THE TASK:
For each line below that contains the string "title", copy that line.

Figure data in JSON
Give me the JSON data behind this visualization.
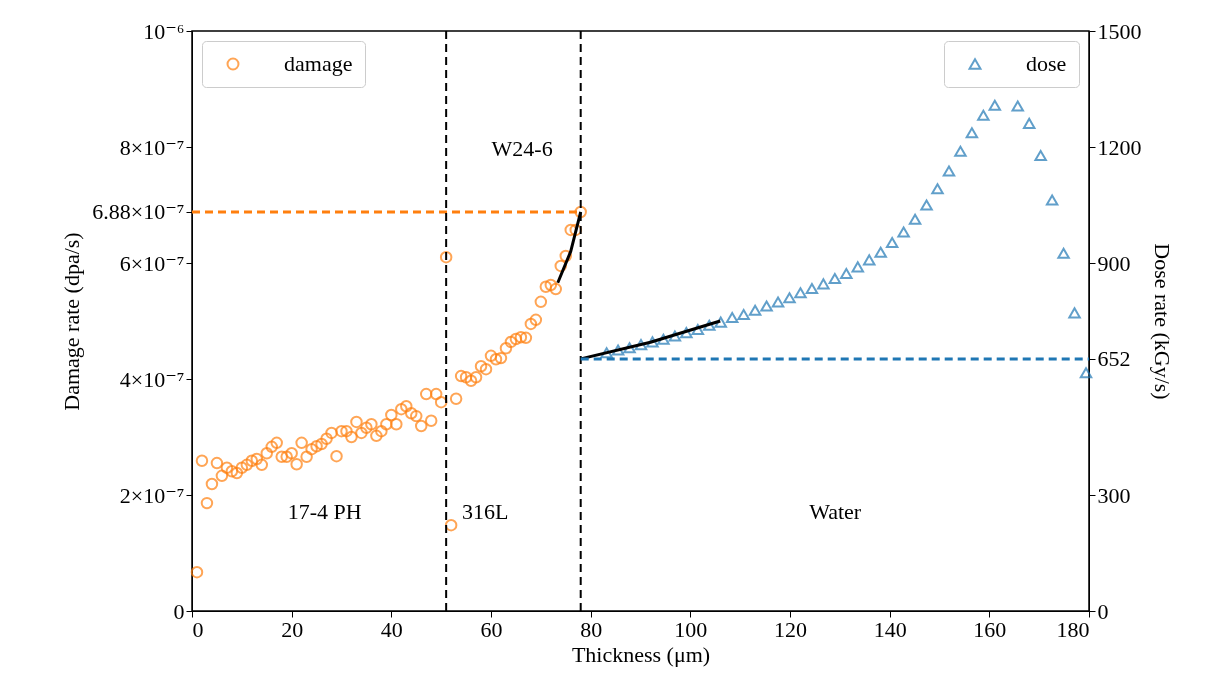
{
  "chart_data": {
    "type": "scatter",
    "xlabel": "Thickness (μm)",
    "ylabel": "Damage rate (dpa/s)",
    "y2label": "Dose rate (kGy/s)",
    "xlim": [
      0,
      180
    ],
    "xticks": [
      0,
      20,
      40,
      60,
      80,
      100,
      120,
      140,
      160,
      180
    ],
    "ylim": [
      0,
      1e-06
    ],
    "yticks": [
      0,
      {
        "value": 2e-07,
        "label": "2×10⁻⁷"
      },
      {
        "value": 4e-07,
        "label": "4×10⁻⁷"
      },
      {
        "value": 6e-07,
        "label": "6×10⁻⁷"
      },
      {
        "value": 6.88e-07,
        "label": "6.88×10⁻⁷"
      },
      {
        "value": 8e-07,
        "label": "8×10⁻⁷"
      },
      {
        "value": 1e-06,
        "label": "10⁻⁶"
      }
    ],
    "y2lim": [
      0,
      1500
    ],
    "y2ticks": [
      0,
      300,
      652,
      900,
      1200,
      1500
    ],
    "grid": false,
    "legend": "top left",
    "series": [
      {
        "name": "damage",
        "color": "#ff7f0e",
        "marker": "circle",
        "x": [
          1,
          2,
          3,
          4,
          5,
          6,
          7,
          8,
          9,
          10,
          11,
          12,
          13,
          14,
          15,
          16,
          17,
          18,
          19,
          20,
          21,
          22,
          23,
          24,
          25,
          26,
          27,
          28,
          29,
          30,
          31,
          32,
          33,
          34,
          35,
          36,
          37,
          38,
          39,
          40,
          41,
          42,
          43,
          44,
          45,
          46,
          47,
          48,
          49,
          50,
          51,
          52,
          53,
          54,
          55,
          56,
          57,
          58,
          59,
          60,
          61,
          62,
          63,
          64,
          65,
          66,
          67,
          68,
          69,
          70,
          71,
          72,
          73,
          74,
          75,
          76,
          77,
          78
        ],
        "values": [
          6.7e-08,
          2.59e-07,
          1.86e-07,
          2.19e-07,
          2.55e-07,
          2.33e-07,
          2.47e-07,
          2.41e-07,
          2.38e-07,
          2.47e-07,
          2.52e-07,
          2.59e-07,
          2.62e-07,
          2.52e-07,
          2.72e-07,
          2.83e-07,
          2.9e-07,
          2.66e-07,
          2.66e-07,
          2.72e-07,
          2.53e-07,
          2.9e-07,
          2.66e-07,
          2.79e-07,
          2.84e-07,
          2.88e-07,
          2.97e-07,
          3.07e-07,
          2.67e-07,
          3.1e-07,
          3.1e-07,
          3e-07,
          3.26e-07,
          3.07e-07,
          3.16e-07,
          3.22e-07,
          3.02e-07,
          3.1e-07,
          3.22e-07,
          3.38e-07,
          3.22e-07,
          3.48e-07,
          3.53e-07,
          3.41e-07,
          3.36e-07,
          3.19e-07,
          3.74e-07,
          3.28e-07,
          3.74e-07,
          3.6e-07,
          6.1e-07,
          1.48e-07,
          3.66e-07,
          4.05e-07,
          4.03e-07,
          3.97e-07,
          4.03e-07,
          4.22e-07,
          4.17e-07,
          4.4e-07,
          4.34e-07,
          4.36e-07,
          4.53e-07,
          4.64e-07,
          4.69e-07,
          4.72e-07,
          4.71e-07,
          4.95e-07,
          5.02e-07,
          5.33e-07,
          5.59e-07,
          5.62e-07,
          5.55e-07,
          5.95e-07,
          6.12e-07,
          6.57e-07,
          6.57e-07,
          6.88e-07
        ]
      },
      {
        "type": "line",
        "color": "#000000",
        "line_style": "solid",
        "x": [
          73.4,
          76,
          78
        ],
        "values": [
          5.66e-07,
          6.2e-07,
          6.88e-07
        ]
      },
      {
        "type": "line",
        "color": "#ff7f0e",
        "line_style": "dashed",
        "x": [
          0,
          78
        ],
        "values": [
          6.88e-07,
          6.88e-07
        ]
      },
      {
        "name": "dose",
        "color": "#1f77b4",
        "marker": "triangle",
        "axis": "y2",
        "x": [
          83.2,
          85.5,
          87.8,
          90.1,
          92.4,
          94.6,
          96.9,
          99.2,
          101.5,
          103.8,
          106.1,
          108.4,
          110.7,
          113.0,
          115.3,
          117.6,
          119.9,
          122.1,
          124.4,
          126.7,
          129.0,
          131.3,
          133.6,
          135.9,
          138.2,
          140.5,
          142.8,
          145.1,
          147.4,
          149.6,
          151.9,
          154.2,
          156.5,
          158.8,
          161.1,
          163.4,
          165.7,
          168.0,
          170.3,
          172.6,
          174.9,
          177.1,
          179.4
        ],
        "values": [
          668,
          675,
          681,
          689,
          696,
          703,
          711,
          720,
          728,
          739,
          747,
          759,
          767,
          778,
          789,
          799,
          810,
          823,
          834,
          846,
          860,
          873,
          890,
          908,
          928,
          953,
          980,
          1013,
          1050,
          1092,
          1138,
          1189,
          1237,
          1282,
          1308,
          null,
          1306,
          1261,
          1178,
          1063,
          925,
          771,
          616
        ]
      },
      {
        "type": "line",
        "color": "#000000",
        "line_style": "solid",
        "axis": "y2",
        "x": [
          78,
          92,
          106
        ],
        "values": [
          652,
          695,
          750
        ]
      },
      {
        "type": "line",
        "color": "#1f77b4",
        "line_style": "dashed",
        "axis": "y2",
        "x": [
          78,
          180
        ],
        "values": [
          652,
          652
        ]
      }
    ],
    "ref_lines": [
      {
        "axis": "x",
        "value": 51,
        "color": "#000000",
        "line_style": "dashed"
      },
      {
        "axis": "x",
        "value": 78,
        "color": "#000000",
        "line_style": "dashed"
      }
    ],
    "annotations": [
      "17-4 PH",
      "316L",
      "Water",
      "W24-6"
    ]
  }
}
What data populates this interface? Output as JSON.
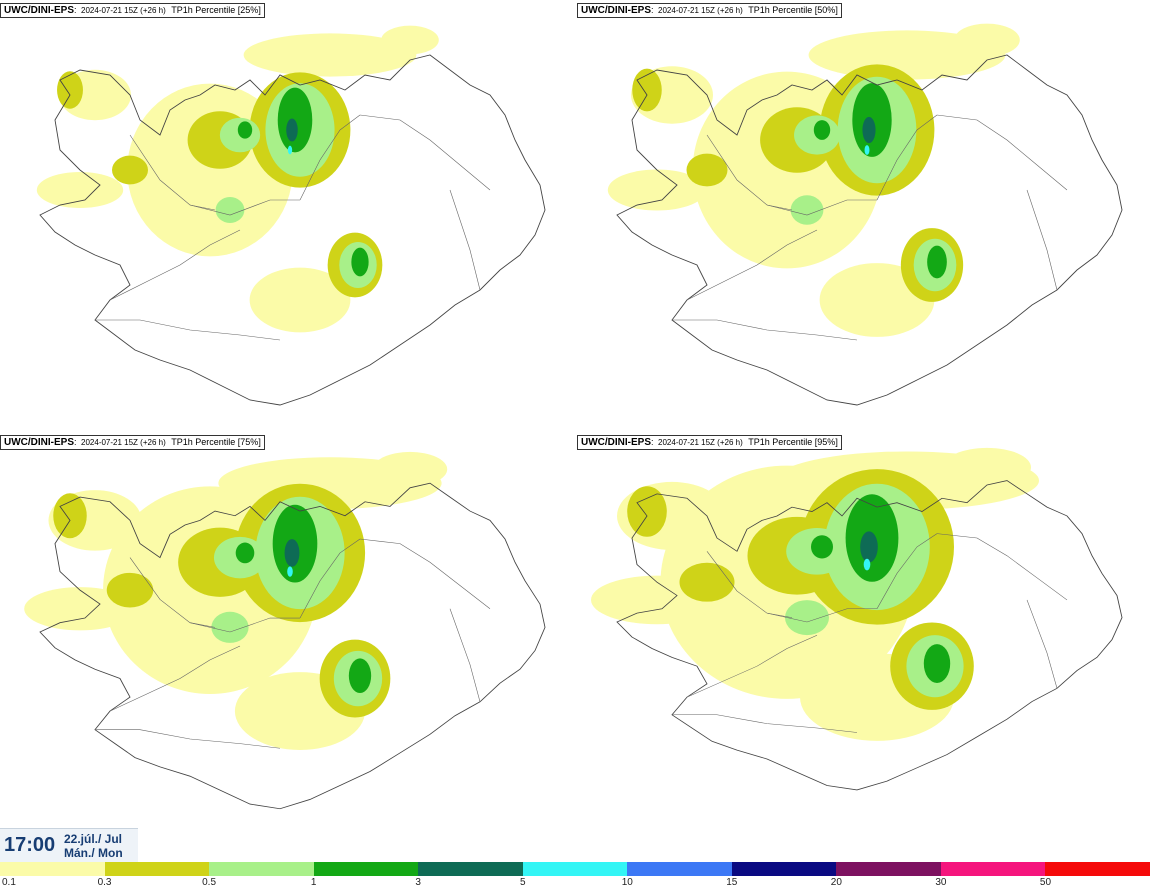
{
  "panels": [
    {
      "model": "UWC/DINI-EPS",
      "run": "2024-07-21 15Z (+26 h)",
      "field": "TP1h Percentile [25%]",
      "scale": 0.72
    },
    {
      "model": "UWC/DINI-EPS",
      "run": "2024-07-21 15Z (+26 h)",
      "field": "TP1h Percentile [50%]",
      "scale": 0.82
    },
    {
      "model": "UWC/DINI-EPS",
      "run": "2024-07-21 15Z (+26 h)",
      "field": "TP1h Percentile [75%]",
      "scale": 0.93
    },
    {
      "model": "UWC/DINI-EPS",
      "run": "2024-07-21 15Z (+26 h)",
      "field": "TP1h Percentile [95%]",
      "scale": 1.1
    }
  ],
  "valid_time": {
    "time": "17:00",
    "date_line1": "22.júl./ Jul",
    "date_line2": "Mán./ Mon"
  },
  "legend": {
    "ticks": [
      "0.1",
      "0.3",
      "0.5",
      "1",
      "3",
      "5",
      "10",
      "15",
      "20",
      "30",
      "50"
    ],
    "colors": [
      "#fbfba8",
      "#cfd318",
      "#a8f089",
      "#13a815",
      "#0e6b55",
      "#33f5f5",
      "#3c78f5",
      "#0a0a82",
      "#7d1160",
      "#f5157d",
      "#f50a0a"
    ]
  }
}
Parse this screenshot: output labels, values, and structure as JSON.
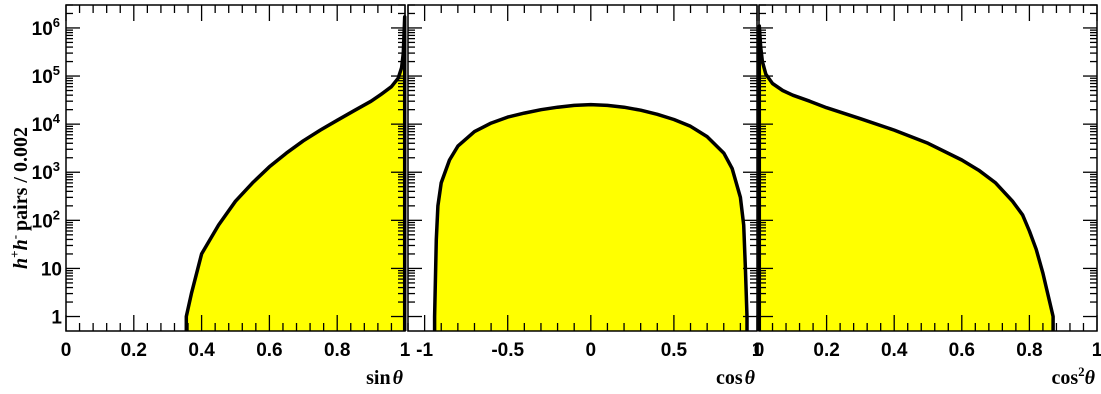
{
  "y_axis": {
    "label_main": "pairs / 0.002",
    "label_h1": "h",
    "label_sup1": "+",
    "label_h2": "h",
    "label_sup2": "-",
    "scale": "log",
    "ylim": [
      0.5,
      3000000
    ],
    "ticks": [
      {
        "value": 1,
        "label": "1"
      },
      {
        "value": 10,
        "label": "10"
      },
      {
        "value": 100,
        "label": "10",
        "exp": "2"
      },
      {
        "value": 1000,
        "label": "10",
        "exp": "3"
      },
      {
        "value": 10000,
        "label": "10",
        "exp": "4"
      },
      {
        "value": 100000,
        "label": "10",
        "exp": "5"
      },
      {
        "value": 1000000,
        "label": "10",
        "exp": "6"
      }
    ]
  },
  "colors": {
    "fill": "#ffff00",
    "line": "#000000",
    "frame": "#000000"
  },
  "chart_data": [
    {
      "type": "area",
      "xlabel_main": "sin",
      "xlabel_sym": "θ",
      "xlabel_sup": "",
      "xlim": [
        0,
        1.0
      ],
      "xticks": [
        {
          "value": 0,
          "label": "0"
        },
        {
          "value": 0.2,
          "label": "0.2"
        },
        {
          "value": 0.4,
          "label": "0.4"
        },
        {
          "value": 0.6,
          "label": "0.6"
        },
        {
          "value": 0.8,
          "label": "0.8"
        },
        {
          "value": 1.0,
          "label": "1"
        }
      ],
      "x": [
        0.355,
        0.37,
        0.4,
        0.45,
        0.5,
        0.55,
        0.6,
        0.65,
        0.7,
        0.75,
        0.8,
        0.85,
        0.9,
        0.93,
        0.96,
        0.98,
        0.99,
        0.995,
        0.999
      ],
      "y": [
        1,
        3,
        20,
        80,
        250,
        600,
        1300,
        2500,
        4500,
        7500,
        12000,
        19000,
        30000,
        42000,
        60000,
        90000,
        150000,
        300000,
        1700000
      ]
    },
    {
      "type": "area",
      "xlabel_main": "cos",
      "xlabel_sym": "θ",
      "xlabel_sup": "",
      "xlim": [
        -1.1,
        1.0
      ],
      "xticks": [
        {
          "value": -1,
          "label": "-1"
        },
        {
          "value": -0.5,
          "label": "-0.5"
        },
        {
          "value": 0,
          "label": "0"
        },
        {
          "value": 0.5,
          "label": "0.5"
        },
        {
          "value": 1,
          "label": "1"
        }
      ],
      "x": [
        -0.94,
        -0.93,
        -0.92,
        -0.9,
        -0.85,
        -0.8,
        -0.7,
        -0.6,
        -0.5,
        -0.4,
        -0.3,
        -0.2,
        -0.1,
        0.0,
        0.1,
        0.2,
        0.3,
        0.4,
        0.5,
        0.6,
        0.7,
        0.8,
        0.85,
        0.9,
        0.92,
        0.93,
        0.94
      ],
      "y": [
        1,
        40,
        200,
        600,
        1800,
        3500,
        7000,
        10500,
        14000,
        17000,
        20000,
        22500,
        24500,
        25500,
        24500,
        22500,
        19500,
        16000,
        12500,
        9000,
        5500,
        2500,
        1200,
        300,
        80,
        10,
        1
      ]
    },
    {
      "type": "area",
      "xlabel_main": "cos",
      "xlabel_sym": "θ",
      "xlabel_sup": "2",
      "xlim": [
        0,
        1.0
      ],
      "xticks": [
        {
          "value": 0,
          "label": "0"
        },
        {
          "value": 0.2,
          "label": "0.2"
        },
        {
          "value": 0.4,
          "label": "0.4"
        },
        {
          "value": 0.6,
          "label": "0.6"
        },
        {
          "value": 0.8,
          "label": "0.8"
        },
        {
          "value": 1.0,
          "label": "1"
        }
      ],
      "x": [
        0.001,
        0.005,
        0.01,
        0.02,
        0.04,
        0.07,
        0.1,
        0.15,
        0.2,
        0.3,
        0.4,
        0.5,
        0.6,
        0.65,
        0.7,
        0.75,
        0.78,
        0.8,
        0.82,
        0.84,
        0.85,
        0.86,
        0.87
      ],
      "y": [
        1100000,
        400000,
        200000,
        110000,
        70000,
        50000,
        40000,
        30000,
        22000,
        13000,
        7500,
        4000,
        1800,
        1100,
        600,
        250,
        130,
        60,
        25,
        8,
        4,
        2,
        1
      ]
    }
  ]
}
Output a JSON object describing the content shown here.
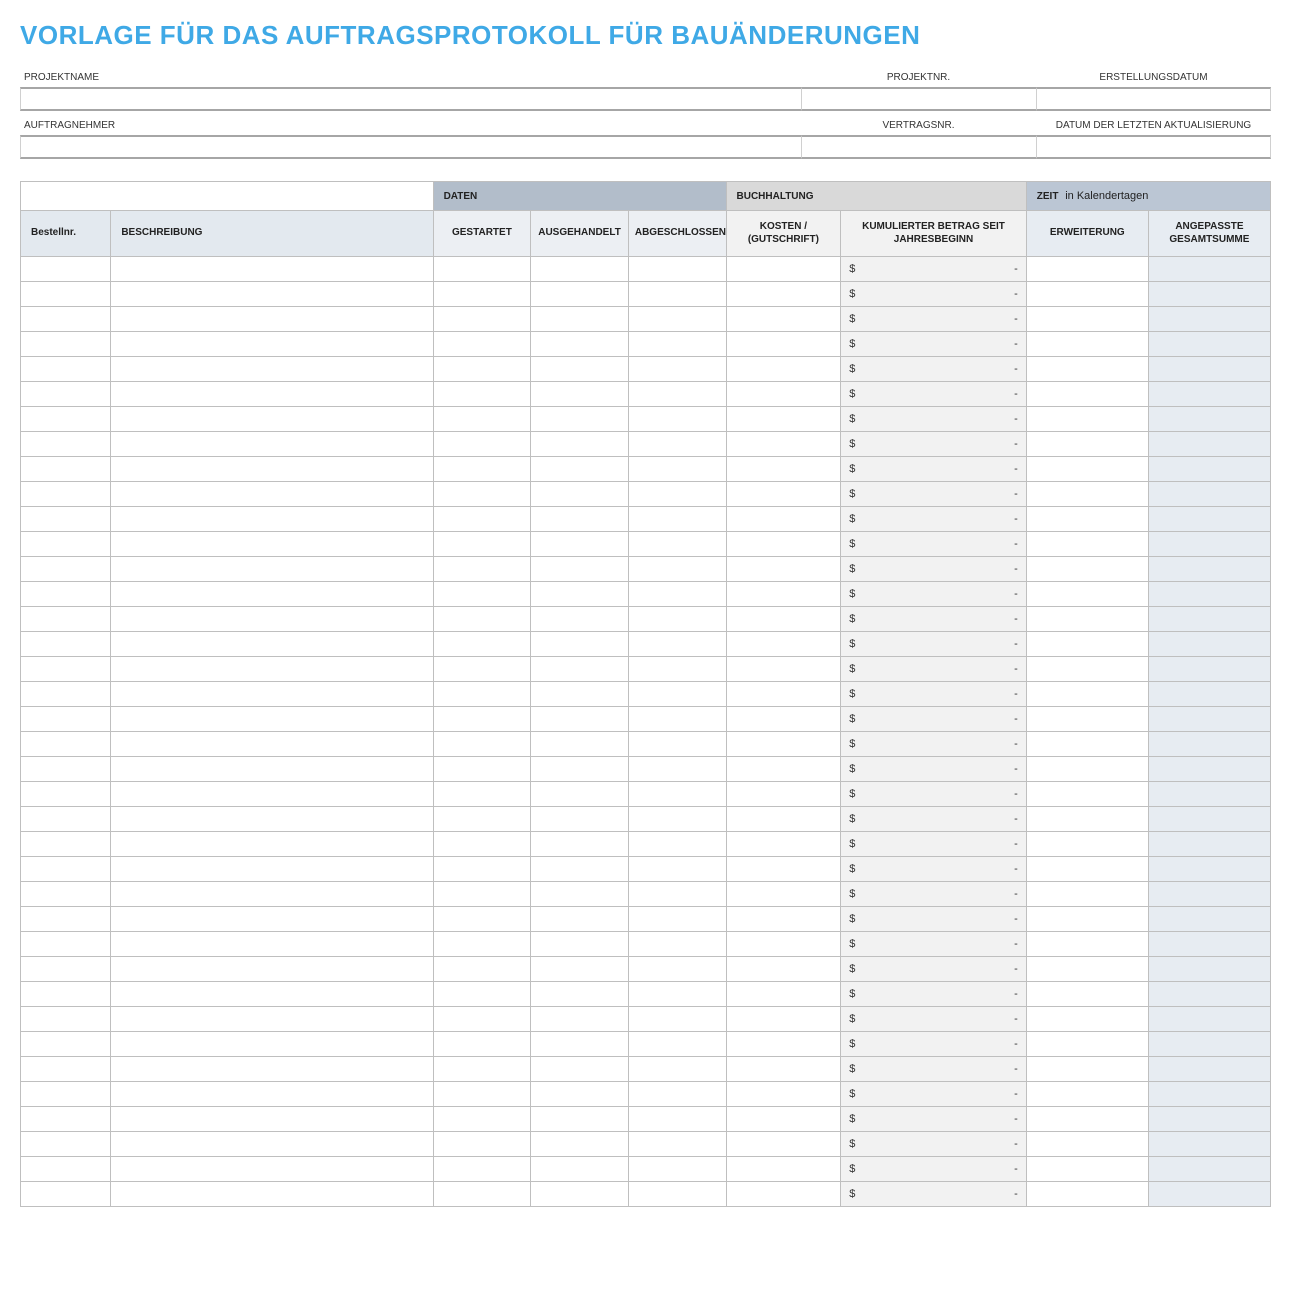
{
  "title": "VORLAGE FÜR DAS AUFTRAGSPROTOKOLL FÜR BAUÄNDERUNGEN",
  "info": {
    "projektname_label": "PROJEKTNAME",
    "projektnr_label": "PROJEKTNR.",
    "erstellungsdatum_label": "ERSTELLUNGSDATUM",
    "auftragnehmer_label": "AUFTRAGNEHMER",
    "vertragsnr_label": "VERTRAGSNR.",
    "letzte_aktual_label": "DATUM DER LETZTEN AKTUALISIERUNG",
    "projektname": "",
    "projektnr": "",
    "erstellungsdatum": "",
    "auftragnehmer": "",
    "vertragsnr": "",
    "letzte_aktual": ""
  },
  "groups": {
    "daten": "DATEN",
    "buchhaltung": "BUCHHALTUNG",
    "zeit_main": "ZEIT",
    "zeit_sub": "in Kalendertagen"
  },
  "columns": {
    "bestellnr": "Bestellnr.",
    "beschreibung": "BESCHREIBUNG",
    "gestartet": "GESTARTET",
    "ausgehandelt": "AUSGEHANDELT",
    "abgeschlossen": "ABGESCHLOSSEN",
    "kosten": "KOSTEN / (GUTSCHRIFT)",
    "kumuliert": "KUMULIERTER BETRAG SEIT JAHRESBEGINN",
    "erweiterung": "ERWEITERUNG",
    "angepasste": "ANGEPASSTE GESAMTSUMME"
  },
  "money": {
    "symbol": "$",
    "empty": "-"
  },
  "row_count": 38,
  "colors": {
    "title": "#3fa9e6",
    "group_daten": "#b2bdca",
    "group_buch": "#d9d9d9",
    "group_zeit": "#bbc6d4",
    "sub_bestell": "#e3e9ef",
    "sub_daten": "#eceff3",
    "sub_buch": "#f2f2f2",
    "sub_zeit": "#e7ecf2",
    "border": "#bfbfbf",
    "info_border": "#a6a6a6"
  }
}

ANSWER TO THE EXERCISE:
  "title": "VORLAGE FÜR DAS AUFTRAGSPROTOKOLL FÜR BAUÄNDERUNGEN",
    "title": "#3fa9e6",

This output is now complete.